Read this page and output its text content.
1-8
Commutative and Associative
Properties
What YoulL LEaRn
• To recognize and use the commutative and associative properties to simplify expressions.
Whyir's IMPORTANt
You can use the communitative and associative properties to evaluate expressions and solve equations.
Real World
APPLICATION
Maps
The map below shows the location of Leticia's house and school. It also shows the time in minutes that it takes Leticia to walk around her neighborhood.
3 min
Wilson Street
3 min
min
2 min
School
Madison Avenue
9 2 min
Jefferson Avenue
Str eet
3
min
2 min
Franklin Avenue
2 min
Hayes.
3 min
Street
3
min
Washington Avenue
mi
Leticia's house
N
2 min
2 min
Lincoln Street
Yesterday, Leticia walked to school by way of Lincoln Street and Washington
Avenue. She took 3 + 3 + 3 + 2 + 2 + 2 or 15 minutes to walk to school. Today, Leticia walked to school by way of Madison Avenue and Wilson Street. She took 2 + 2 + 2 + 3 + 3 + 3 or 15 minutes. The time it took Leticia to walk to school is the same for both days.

[Instructions for the task]: What is the number of lines in the listing that include the word "walked"? Give that number and nothing else.

[The result]: 2